Instructions to follow. Which lines hold the string "held"? Copy every one of them.

Dataset items
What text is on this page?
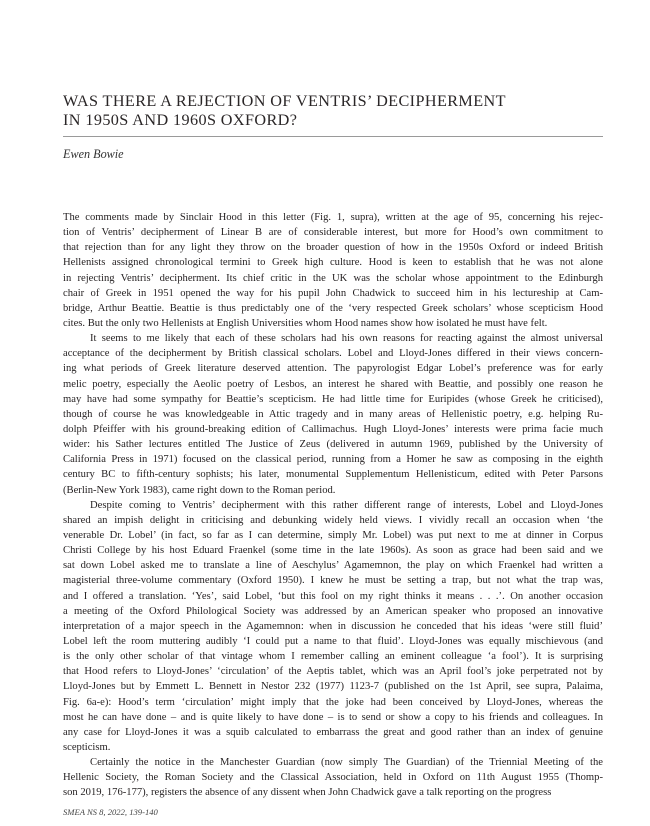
WAS THERE A REJECTION OF VENTRIS’ DECIPHERMENT
IN 1950S AND 1960S OXFORD?
Ewen Bowie
The comments made by Sinclair Hood in this letter (Fig. 1, supra), written at the age of 95, concerning his rejec-
tion of Ventris’ decipherment of Linear B are of considerable interest, but more for Hood’s own commitment to
that rejection than for any light they throw on the broader question of how in the 1950s Oxford or indeed British
Hellenists assigned chronological termini to Greek high culture. Hood is keen to establish that he was not alone
in rejecting Ventris’ decipherment. Its chief critic in the UK was the scholar whose appointment to the Edinburgh
chair of Greek in 1951 opened the way for his pupil John Chadwick to succeed him in his lectureship at Cam-
bridge, Arthur Beattie. Beattie is thus predictably one of the ‘very respected Greek scholars’ whose scepticism Hood
cites. But the only two Hellenists at English Universities whom Hood names show how isolated he must have felt.
It seems to me likely that each of these scholars had his own reasons for reacting against the almost universal
acceptance of the decipherment by British classical scholars. Lobel and Lloyd-Jones differed in their views concern-
ing what periods of Greek literature deserved attention. The papyrologist Edgar Lobel’s preference was for early
melic poetry, especially the Aeolic poetry of Lesbos, an interest he shared with Beattie, and possibly one reason he
may have had some sympathy for Beattie’s scepticism. He had little time for Euripides (whose Greek he criticised),
though of course he was knowledgeable in Attic tragedy and in many areas of Hellenistic poetry, e.g. helping Ru-
dolph Pfeiffer with his ground-breaking edition of Callimachus. Hugh Lloyd-Jones’ interests were prima facie much
wider: his Sather lectures entitled The Justice of Zeus (delivered in autumn 1969, published by the University of
California Press in 1971) focused on the classical period, running from a Homer he saw as composing in the eighth
century BC to fifth-century sophists; his later, monumental Supplementum Hellenisticum, edited with Peter Parsons
(Berlin-New York 1983), came right down to the Roman period.
Despite coming to Ventris’ decipherment with this rather different range of interests, Lobel and Lloyd-Jones
shared an impish delight in criticising and debunking widely held views. I vividly recall an occasion when ‘the
venerable Dr. Lobel’ (in fact, so far as I can determine, simply Mr. Lobel) was put next to me at dinner in Corpus
Christi College by his host Eduard Fraenkel (some time in the late 1960s). As soon as grace had been said and we
sat down Lobel asked me to translate a line of Aeschylus’ Agamemnon, the play on which Fraenkel had written a
magisterial three-volume commentary (Oxford 1950). I knew he must be setting a trap, but not what the trap was,
and I offered a translation. ‘Yes’, said Lobel, ‘but this fool on my right thinks it means . . .’. On another occasion
a meeting of the Oxford Philological Society was addressed by an American speaker who proposed an innovative
interpretation of a major speech in the Agamemnon: when in discussion he conceded that his ideas ‘were still fluid’
Lobel left the room muttering audibly ‘I could put a name to that fluid’. Lloyd-Jones was equally mischievous (and
is the only other scholar of that vintage whom I remember calling an eminent colleague ‘a fool’). It is surprising
that Hood refers to Lloyd-Jones’ ‘circulation’ of the Aeptis tablet, which was an April fool’s joke perpetrated not by
Lloyd-Jones but by Emmett L. Bennett in Nestor 232 (1977) 1123-7 (published on the 1st April, see supra, Palaima,
Fig. 6a-e): Hood’s term ‘circulation’ might imply that the joke had been conceived by Lloyd-Jones, whereas the
most he can have done – and is quite likely to have done – is to send or show a copy to his friends and colleagues. In
any case for Lloyd-Jones it was a squib calculated to embarrass the great and good rather than an index of genuine
scepticism.
Certainly the notice in the Manchester Guardian (now simply The Guardian) of the Triennial Meeting of the
Hellenic Society, the Roman Society and the Classical Association, held in Oxford on 11th August 1955 (Thomp-
son 2019, 176-177), registers the absence of any dissent when John Chadwick gave a talk reporting on the progress
SMEA NS 8, 2022, 139-140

Exercise solution.
shared an impish delight in criticising and debunking widely held views. I vividly recall an occasion when ‘the
Hellenic Society, the Roman Society and the Classical Association, held in Oxford on 11th August 1955 (Thomp-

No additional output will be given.